━━━ LISTED ENTRIES ━━━

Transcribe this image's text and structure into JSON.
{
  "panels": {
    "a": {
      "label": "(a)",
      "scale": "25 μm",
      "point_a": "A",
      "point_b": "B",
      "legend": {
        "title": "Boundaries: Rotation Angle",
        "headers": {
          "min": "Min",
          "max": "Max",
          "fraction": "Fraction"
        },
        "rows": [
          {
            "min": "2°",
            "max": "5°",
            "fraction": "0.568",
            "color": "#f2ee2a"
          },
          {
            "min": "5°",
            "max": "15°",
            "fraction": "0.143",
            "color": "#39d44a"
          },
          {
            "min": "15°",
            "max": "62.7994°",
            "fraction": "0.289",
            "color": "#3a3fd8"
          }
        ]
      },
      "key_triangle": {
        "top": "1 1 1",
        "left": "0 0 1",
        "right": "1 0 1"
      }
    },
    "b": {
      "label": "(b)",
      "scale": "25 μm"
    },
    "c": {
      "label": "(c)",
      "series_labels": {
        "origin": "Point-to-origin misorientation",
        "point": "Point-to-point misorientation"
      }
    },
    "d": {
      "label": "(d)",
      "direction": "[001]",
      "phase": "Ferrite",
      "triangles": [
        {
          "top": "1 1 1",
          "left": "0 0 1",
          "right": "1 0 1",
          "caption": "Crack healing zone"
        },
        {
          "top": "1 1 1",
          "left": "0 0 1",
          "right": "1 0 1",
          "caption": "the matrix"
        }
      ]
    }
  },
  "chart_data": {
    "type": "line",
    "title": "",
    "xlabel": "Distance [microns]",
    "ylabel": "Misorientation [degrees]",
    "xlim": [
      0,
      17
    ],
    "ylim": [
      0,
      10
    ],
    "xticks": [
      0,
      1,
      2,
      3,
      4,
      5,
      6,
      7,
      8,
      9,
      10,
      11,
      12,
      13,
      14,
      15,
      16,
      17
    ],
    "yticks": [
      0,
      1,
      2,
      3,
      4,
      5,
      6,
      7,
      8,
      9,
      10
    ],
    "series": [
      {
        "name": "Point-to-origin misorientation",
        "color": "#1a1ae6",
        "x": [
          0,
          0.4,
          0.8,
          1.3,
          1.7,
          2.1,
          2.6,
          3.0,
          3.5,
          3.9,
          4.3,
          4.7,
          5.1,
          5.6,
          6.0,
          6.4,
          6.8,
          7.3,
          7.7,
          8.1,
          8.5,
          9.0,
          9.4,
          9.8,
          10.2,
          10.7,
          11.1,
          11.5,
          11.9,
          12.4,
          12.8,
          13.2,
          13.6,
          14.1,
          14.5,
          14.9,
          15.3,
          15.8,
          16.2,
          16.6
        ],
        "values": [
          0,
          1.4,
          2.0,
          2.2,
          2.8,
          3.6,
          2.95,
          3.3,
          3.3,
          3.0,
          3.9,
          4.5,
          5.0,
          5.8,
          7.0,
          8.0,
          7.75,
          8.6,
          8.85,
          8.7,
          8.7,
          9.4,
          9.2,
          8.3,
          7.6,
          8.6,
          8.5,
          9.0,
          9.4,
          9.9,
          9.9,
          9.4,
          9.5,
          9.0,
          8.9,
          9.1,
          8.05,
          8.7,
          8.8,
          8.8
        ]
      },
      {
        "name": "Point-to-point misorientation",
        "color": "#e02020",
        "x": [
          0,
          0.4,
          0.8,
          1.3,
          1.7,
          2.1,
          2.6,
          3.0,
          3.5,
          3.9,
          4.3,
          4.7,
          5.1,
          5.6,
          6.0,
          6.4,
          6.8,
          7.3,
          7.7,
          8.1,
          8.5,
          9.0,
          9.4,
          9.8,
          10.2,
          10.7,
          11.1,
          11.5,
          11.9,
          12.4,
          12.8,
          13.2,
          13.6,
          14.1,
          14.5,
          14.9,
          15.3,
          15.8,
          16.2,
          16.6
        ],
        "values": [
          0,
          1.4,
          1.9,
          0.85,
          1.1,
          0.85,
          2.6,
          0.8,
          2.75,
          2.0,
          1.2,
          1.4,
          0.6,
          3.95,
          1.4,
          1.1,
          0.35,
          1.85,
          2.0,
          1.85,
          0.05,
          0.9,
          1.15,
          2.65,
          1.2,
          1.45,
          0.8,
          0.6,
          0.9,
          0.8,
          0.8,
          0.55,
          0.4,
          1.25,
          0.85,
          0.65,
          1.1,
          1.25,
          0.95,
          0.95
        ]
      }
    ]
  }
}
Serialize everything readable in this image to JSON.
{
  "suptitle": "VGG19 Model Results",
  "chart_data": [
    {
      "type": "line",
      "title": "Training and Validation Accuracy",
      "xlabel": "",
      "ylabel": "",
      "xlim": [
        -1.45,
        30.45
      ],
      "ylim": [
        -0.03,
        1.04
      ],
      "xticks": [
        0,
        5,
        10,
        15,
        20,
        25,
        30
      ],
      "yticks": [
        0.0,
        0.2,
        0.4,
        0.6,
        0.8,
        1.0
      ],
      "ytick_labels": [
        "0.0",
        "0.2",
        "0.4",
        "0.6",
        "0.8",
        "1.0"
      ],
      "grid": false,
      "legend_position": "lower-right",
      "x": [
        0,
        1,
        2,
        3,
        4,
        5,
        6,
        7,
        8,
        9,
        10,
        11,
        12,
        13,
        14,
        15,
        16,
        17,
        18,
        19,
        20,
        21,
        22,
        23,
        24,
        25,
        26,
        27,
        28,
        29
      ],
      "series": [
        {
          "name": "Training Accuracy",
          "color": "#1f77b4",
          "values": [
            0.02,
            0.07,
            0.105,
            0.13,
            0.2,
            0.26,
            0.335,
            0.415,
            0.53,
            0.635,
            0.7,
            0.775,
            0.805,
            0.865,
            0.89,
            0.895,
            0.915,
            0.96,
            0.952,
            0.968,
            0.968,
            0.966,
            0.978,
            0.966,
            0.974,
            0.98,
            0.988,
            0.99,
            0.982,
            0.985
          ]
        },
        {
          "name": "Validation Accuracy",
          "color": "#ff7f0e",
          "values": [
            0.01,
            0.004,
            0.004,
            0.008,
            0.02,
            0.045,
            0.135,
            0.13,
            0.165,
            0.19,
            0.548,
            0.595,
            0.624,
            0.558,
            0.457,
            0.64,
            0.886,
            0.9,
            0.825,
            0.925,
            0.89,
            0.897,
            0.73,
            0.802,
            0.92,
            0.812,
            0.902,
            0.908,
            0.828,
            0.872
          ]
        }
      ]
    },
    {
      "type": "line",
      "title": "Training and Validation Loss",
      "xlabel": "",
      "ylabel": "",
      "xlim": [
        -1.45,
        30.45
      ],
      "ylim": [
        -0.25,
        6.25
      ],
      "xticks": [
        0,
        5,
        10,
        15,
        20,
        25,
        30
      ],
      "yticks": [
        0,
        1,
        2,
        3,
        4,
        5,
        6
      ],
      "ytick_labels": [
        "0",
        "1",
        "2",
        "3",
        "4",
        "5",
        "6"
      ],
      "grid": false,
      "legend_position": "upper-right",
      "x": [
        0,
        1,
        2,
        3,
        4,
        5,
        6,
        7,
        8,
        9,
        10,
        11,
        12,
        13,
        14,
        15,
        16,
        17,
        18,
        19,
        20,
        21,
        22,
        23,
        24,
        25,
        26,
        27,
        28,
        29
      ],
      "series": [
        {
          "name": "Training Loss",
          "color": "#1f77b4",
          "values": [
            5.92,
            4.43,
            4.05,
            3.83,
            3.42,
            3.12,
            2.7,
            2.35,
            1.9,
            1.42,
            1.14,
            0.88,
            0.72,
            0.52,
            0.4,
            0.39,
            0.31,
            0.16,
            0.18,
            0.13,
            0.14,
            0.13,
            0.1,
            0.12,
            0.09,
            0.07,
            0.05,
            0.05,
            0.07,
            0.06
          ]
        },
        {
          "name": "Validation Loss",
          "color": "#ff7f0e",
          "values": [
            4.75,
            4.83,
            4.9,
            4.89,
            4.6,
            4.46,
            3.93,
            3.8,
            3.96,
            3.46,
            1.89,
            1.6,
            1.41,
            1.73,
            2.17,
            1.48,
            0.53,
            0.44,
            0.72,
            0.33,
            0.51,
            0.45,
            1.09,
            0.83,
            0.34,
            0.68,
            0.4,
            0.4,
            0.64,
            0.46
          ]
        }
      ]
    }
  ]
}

━━━

▶ REQUEST: Look through the entries above and count each line holding "Accuracy"; report the count alone.

▶ IN RESPONSE: 3